[Challenge]: Return each entry exactly, with none missing.
--- start of Given data ---
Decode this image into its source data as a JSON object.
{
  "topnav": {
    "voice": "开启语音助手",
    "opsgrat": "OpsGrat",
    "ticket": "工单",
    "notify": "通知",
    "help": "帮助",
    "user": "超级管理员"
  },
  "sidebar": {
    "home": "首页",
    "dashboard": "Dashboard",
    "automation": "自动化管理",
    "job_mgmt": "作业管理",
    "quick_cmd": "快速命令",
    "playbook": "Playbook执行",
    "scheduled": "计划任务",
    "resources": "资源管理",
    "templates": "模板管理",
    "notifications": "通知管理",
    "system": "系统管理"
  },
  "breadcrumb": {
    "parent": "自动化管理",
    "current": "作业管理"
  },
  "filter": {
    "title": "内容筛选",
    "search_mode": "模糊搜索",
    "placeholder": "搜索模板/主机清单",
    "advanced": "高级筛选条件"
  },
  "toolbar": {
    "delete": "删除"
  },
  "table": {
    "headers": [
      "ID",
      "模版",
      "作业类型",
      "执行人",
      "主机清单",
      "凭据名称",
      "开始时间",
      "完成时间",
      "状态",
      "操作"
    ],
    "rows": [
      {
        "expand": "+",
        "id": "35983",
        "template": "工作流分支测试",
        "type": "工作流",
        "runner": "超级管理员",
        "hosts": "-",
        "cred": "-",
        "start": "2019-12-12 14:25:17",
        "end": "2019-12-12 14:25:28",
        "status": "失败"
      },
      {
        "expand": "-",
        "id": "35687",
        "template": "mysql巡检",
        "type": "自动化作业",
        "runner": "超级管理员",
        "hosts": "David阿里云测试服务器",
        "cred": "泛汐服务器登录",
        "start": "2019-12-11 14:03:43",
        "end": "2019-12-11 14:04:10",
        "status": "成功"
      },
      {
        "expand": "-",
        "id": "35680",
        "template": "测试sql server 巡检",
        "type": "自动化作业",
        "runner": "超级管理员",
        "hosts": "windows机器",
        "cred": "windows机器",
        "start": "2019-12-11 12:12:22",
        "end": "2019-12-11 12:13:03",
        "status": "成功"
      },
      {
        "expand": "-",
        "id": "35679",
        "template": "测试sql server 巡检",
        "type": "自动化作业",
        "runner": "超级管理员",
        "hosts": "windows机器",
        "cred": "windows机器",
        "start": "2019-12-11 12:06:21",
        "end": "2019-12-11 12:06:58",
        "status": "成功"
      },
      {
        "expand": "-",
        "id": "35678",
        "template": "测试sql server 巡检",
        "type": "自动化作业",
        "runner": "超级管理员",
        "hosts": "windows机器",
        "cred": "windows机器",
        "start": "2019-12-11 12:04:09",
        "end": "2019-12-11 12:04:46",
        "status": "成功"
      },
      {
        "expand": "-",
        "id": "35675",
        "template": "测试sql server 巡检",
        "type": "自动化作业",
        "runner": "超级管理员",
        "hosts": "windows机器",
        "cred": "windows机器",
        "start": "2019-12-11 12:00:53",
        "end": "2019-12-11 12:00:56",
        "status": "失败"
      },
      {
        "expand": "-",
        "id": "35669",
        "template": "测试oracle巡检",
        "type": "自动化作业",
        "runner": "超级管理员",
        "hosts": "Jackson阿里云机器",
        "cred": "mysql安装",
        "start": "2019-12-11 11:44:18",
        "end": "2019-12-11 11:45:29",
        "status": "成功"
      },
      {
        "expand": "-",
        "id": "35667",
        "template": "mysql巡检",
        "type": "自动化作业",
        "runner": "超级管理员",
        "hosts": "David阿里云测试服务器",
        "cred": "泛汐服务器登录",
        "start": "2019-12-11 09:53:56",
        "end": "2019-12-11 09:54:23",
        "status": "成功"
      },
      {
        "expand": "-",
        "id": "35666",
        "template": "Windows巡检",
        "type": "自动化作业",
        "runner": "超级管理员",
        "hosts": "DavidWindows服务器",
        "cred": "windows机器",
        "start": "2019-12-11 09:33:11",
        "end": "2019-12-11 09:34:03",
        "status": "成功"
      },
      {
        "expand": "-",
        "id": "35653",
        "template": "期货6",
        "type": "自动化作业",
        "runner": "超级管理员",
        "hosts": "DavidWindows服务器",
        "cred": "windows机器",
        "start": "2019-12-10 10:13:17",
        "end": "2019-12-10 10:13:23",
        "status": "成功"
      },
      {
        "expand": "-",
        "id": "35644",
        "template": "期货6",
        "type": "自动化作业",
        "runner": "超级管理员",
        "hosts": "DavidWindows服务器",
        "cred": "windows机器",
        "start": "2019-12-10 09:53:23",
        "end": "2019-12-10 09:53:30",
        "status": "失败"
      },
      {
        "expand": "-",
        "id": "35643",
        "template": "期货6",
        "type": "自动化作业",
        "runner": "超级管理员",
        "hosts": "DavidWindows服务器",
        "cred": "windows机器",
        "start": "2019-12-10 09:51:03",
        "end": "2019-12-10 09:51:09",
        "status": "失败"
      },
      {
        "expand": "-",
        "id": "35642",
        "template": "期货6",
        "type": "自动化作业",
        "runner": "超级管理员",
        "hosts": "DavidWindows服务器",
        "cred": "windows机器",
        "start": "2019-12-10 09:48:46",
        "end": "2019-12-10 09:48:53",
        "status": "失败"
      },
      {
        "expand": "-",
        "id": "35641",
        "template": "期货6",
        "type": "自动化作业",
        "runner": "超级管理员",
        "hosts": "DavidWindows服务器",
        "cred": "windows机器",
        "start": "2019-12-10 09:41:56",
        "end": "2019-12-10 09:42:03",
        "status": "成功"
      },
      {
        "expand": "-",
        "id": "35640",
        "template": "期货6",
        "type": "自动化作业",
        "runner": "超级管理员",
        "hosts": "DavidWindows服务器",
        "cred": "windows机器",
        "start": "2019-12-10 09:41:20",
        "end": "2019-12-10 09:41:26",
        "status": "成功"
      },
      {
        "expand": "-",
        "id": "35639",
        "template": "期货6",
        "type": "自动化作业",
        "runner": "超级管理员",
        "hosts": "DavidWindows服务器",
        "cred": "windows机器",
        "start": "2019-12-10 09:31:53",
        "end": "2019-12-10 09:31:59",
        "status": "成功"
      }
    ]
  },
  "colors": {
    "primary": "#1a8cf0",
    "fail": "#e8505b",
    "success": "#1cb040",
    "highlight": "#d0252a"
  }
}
--- end of Given data ---
[Solution below]:
Decode this image into its source data as a JSON object.
{
  "topnav": {
    "voice": "开启语音助手",
    "opsgrat": "OpsGrat",
    "ticket": "工单",
    "notify": "通知",
    "help": "帮助",
    "user": "超级管理员"
  },
  "sidebar": {
    "home": "首页",
    "dashboard": "Dashboard",
    "automation": "自动化管理",
    "job_mgmt": "作业管理",
    "quick_cmd": "快速命令",
    "playbook": "Playbook执行",
    "scheduled": "计划任务",
    "resources": "资源管理",
    "templates": "模板管理",
    "notifications": "通知管理",
    "system": "系统管理"
  },
  "breadcrumb": {
    "parent": "自动化管理",
    "current": "作业管理"
  },
  "filter": {
    "title": "内容筛选",
    "search_mode": "模糊搜索",
    "placeholder": "搜索模板/主机清单",
    "advanced": "高级筛选条件"
  },
  "toolbar": {
    "delete": "删除"
  },
  "table": {
    "headers": [
      "ID",
      "模版",
      "作业类型",
      "执行人",
      "主机清单",
      "凭据名称",
      "开始时间",
      "完成时间",
      "状态",
      "操作"
    ],
    "rows": [
      {
        "expand": "+",
        "id": "35983",
        "template": "工作流分支测试",
        "type": "工作流",
        "runner": "超级管理员",
        "hosts": "-",
        "cred": "-",
        "start": "2019-12-12 14:25:17",
        "end": "2019-12-12 14:25:28",
        "status": "失败"
      },
      {
        "expand": "-",
        "id": "35687",
        "template": "mysql巡检",
        "type": "自动化作业",
        "runner": "超级管理员",
        "hosts": "David阿里云测试服务器",
        "cred": "泛汐服务器登录",
        "start": "2019-12-11 14:03:43",
        "end": "2019-12-11 14:04:10",
        "status": "成功"
      },
      {
        "expand": "-",
        "id": "35680",
        "template": "测试sql server 巡检",
        "type": "自动化作业",
        "runner": "超级管理员",
        "hosts": "windows机器",
        "cred": "windows机器",
        "start": "2019-12-11 12:12:22",
        "end": "2019-12-11 12:13:03",
        "status": "成功"
      },
      {
        "expand": "-",
        "id": "35679",
        "template": "测试sql server 巡检",
        "type": "自动化作业",
        "runner": "超级管理员",
        "hosts": "windows机器",
        "cred": "windows机器",
        "start": "2019-12-11 12:06:21",
        "end": "2019-12-11 12:06:58",
        "status": "成功"
      },
      {
        "expand": "-",
        "id": "35678",
        "template": "测试sql server 巡检",
        "type": "自动化作业",
        "runner": "超级管理员",
        "hosts": "windows机器",
        "cred": "windows机器",
        "start": "2019-12-11 12:04:09",
        "end": "2019-12-11 12:04:46",
        "status": "成功"
      },
      {
        "expand": "-",
        "id": "35675",
        "template": "测试sql server 巡检",
        "type": "自动化作业",
        "runner": "超级管理员",
        "hosts": "windows机器",
        "cred": "windows机器",
        "start": "2019-12-11 12:00:53",
        "end": "2019-12-11 12:00:56",
        "status": "失败"
      },
      {
        "expand": "-",
        "id": "35669",
        "template": "测试oracle巡检",
        "type": "自动化作业",
        "runner": "超级管理员",
        "hosts": "Jackson阿里云机器",
        "cred": "mysql安装",
        "start": "2019-12-11 11:44:18",
        "end": "2019-12-11 11:45:29",
        "status": "成功"
      },
      {
        "expand": "-",
        "id": "35667",
        "template": "mysql巡检",
        "type": "自动化作业",
        "runner": "超级管理员",
        "hosts": "David阿里云测试服务器",
        "cred": "泛汐服务器登录",
        "start": "2019-12-11 09:53:56",
        "end": "2019-12-11 09:54:23",
        "status": "成功"
      },
      {
        "expand": "-",
        "id": "35666",
        "template": "Windows巡检",
        "type": "自动化作业",
        "runner": "超级管理员",
        "hosts": "DavidWindows服务器",
        "cred": "windows机器",
        "start": "2019-12-11 09:33:11",
        "end": "2019-12-11 09:34:03",
        "status": "成功"
      },
      {
        "expand": "-",
        "id": "35653",
        "template": "期货6",
        "type": "自动化作业",
        "runner": "超级管理员",
        "hosts": "DavidWindows服务器",
        "cred": "windows机器",
        "start": "2019-12-10 10:13:17",
        "end": "2019-12-10 10:13:23",
        "status": "成功"
      },
      {
        "expand": "-",
        "id": "35644",
        "template": "期货6",
        "type": "自动化作业",
        "runner": "超级管理员",
        "hosts": "DavidWindows服务器",
        "cred": "windows机器",
        "start": "2019-12-10 09:53:23",
        "end": "2019-12-10 09:53:30",
        "status": "失败"
      },
      {
        "expand": "-",
        "id": "35643",
        "template": "期货6",
        "type": "自动化作业",
        "runner": "超级管理员",
        "hosts": "DavidWindows服务器",
        "cred": "windows机器",
        "start": "2019-12-10 09:51:03",
        "end": "2019-12-10 09:51:09",
        "status": "失败"
      },
      {
        "expand": "-",
        "id": "35642",
        "template": "期货6",
        "type": "自动化作业",
        "runner": "超级管理员",
        "hosts": "DavidWindows服务器",
        "cred": "windows机器",
        "start": "2019-12-10 09:48:46",
        "end": "2019-12-10 09:48:53",
        "status": "失败"
      },
      {
        "expand": "-",
        "id": "35641",
        "template": "期货6",
        "type": "自动化作业",
        "runner": "超级管理员",
        "hosts": "DavidWindows服务器",
        "cred": "windows机器",
        "start": "2019-12-10 09:41:56",
        "end": "2019-12-10 09:42:03",
        "status": "成功"
      },
      {
        "expand": "-",
        "id": "35640",
        "template": "期货6",
        "type": "自动化作业",
        "runner": "超级管理员",
        "hosts": "DavidWindows服务器",
        "cred": "windows机器",
        "start": "2019-12-10 09:41:20",
        "end": "2019-12-10 09:41:26",
        "status": "成功"
      },
      {
        "expand": "-",
        "id": "35639",
        "template": "期货6",
        "type": "自动化作业",
        "runner": "超级管理员",
        "hosts": "DavidWindows服务器",
        "cred": "windows机器",
        "start": "2019-12-10 09:31:53",
        "end": "2019-12-10 09:31:59",
        "status": "成功"
      }
    ]
  },
  "colors": {
    "primary": "#1a8cf0",
    "fail": "#e8505b",
    "success": "#1cb040",
    "highlight": "#d0252a"
  }
}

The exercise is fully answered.